Objective:
Go through the entries below and copy each line containing the word "this".

---

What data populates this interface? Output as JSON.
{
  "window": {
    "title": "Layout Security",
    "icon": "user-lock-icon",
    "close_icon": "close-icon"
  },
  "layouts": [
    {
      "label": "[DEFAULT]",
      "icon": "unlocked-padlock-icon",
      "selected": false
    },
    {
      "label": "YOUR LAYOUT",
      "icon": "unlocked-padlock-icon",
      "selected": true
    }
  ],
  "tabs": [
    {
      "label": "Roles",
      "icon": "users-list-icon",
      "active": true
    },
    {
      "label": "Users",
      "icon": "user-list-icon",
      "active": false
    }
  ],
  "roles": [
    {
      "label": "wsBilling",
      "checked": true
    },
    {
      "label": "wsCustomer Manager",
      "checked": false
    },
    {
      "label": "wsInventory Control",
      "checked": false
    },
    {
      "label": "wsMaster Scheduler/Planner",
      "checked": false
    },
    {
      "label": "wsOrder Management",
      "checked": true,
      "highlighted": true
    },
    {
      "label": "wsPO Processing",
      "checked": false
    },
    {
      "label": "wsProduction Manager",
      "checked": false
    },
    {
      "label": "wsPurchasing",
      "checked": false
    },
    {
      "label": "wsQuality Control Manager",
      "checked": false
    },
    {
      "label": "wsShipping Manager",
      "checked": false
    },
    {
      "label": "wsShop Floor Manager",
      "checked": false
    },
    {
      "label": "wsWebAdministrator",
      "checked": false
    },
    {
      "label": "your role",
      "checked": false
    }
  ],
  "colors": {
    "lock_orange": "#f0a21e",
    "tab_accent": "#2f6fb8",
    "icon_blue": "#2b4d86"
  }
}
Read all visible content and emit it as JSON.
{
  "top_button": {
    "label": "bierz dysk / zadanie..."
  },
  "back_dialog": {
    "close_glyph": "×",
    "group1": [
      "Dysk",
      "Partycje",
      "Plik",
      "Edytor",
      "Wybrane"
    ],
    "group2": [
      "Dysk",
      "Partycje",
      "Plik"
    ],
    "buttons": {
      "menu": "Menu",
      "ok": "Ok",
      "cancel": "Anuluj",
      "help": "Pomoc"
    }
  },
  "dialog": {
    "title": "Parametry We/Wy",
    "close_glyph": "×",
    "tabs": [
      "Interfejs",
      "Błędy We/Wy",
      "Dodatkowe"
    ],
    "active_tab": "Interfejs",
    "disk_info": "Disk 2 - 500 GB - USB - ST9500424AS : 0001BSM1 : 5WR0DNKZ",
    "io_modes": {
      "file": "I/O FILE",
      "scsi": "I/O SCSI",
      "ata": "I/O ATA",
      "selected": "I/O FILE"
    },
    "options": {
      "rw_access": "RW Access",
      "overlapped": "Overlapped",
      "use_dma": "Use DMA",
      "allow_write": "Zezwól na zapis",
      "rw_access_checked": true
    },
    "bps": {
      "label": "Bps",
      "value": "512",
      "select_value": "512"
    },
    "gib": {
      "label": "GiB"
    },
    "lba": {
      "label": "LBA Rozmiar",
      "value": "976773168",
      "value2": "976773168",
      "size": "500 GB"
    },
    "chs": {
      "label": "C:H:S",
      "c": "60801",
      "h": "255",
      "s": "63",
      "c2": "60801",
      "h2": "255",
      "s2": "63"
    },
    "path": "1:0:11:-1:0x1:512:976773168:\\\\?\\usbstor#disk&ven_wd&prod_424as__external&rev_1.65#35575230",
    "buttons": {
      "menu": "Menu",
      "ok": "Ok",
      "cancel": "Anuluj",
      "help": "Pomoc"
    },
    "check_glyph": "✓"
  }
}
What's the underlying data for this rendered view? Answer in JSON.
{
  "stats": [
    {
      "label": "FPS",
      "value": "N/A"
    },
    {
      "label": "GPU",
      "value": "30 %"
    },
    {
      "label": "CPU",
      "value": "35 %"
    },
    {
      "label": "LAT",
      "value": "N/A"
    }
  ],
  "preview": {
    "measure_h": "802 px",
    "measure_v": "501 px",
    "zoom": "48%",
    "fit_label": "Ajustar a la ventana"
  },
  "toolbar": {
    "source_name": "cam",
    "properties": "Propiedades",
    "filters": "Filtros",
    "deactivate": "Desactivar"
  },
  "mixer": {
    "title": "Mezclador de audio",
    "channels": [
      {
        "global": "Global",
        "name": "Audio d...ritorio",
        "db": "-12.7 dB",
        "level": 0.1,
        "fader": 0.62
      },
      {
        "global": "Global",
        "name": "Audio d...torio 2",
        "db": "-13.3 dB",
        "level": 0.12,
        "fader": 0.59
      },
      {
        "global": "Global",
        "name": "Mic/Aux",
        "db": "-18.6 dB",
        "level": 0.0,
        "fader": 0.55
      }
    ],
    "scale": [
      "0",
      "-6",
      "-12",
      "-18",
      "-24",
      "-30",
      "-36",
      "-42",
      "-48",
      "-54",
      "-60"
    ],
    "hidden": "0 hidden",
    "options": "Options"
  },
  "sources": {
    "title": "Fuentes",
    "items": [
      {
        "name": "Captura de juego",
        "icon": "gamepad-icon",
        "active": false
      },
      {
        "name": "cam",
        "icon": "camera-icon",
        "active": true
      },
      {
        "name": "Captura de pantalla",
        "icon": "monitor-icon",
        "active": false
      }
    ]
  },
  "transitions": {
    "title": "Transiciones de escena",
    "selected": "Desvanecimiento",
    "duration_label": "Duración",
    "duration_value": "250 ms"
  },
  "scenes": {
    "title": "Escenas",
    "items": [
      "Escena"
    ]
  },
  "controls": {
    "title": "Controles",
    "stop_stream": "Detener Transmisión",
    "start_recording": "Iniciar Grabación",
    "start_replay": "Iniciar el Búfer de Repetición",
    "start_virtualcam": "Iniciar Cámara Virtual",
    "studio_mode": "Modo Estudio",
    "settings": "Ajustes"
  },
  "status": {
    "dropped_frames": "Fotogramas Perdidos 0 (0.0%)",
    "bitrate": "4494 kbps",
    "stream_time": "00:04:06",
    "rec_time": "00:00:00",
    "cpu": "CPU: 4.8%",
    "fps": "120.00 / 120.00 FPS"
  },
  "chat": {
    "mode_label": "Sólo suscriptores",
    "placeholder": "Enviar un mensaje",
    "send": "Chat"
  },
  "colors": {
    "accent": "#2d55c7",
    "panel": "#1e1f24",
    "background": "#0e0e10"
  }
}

---

Solution:
What data populates this interface? Output as JSON.
What's the underlying data for this rendered view? Answer in JSON.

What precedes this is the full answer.